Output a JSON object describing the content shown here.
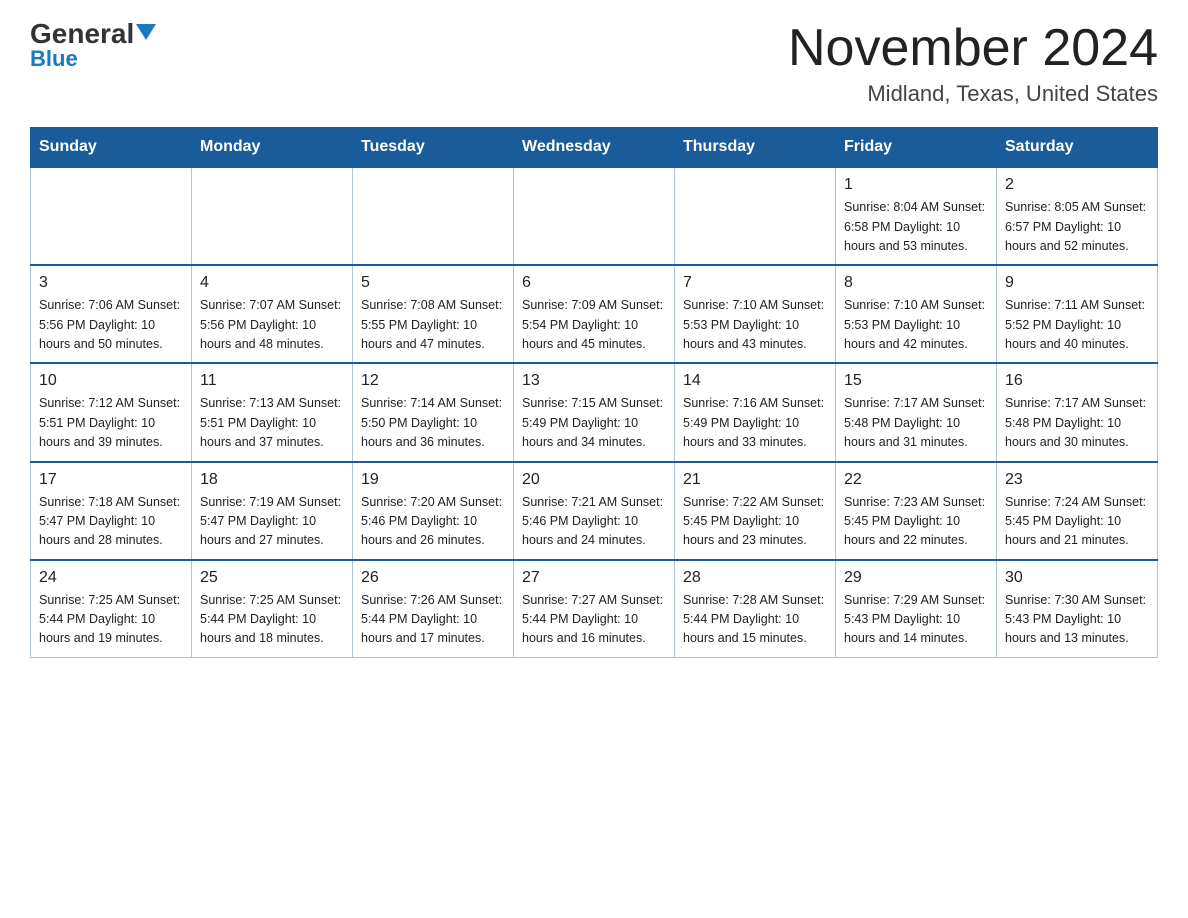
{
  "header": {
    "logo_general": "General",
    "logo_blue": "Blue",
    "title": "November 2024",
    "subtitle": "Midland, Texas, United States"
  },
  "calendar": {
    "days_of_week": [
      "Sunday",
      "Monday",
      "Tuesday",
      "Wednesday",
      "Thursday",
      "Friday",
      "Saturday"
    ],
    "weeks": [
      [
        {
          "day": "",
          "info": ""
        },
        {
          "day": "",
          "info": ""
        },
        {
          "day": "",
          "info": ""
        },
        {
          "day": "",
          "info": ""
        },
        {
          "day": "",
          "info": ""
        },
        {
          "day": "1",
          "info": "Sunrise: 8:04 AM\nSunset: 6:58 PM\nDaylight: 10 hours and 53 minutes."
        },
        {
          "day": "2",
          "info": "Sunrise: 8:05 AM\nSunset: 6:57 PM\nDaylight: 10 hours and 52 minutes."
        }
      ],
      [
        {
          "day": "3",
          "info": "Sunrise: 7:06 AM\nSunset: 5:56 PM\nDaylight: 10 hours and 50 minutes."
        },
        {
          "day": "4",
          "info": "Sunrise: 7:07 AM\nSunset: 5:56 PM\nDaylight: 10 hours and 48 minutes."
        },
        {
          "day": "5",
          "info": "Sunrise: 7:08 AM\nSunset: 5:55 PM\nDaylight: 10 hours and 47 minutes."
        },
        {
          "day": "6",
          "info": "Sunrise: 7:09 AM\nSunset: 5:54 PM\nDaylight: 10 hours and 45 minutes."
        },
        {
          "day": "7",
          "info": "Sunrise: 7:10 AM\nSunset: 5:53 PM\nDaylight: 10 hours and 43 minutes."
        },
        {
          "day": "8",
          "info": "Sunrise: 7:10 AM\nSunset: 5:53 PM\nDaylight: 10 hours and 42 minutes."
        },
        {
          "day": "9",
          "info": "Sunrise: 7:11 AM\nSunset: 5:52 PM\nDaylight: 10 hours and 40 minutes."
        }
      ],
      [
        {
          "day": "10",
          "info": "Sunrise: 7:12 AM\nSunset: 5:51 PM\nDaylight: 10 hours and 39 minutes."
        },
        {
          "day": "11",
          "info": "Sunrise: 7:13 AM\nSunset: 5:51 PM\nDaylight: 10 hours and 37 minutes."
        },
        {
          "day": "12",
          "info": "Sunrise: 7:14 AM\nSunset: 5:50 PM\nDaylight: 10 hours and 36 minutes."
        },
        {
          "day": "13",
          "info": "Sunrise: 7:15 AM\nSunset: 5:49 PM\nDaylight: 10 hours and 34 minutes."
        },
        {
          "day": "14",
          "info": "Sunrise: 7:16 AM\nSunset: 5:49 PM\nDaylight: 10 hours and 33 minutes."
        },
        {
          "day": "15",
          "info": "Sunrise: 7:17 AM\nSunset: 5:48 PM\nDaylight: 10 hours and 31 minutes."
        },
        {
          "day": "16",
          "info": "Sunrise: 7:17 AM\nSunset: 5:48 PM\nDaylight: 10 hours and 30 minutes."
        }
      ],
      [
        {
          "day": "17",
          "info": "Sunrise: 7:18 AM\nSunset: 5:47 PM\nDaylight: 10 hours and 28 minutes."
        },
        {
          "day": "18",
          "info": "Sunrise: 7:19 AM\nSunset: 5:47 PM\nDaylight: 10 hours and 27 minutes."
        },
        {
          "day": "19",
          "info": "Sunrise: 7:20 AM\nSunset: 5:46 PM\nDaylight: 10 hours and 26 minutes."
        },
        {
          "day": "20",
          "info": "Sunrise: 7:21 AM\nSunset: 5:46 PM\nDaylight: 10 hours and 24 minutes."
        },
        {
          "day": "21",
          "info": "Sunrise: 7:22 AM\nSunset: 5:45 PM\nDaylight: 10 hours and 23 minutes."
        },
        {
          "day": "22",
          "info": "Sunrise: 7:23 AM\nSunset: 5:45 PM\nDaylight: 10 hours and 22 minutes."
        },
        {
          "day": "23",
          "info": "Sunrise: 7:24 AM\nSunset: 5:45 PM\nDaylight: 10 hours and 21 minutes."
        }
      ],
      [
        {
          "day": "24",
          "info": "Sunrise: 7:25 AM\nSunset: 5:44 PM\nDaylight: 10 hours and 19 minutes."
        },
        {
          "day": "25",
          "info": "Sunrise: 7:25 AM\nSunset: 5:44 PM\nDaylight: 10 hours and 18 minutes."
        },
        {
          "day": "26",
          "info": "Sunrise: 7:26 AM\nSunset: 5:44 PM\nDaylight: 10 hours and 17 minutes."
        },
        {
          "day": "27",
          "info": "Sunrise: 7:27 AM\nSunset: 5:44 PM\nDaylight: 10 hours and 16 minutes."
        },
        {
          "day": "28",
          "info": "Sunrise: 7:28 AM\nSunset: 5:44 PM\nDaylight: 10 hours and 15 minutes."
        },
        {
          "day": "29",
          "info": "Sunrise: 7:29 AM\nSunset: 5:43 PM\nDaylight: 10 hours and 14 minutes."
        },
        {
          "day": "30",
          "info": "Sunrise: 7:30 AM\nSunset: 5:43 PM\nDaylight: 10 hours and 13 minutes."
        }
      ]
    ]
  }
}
==
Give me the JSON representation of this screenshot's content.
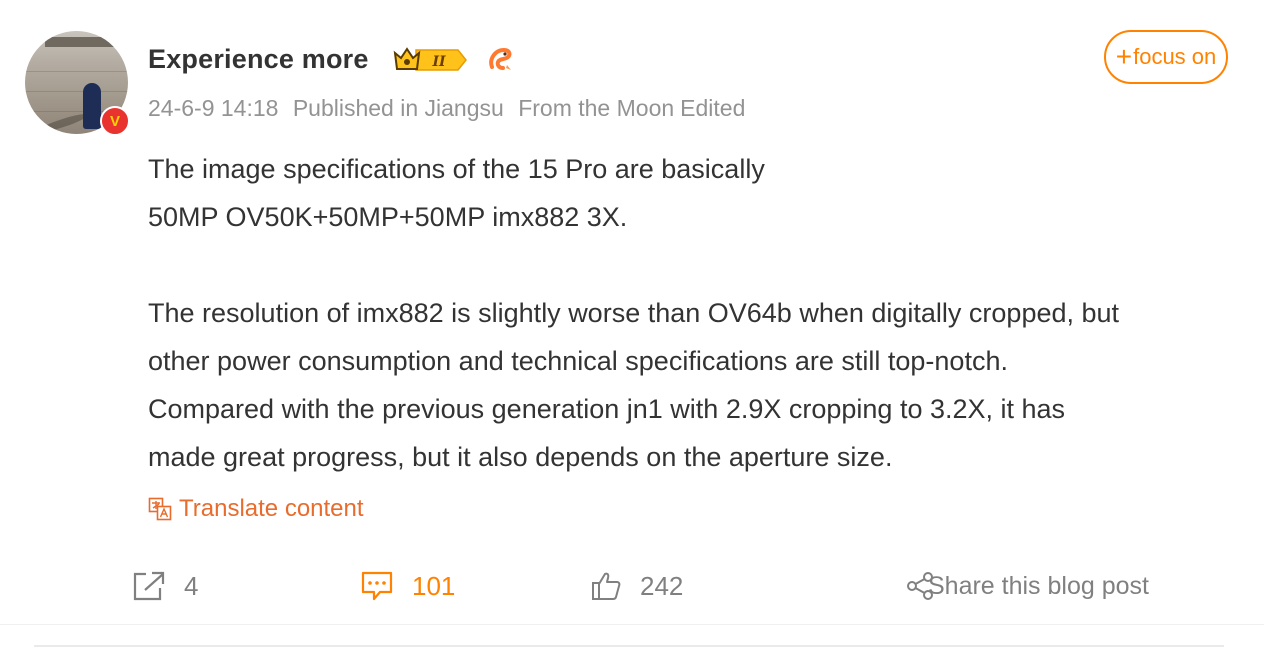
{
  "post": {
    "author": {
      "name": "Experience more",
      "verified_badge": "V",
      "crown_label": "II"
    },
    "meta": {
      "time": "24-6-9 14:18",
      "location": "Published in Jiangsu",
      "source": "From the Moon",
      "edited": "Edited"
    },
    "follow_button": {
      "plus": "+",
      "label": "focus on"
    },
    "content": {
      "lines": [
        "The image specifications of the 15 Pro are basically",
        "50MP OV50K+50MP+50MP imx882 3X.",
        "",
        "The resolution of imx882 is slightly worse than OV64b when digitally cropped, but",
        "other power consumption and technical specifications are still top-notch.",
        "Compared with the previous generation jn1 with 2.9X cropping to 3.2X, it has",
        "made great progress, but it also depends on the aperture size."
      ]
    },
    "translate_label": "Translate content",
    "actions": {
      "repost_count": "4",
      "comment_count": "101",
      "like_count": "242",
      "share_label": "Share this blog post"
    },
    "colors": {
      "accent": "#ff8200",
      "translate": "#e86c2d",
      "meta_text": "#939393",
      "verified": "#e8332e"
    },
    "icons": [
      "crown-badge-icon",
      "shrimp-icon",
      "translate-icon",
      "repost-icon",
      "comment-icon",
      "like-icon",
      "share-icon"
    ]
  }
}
* * *
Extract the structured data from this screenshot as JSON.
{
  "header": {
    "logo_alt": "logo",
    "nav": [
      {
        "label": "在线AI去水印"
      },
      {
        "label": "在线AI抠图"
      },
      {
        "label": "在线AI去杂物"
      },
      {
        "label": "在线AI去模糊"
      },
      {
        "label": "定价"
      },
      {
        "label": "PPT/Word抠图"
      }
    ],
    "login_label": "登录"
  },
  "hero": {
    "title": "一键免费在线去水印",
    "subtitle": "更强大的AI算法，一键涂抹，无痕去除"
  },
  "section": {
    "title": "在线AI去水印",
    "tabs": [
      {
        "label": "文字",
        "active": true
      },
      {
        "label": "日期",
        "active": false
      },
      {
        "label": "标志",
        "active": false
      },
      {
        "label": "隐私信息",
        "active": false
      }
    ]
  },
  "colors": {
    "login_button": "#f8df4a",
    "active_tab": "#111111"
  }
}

- **Task requirements**
What is the number of lines above that hold the string "this"? Answer with that number alone.

- **Written answer**
3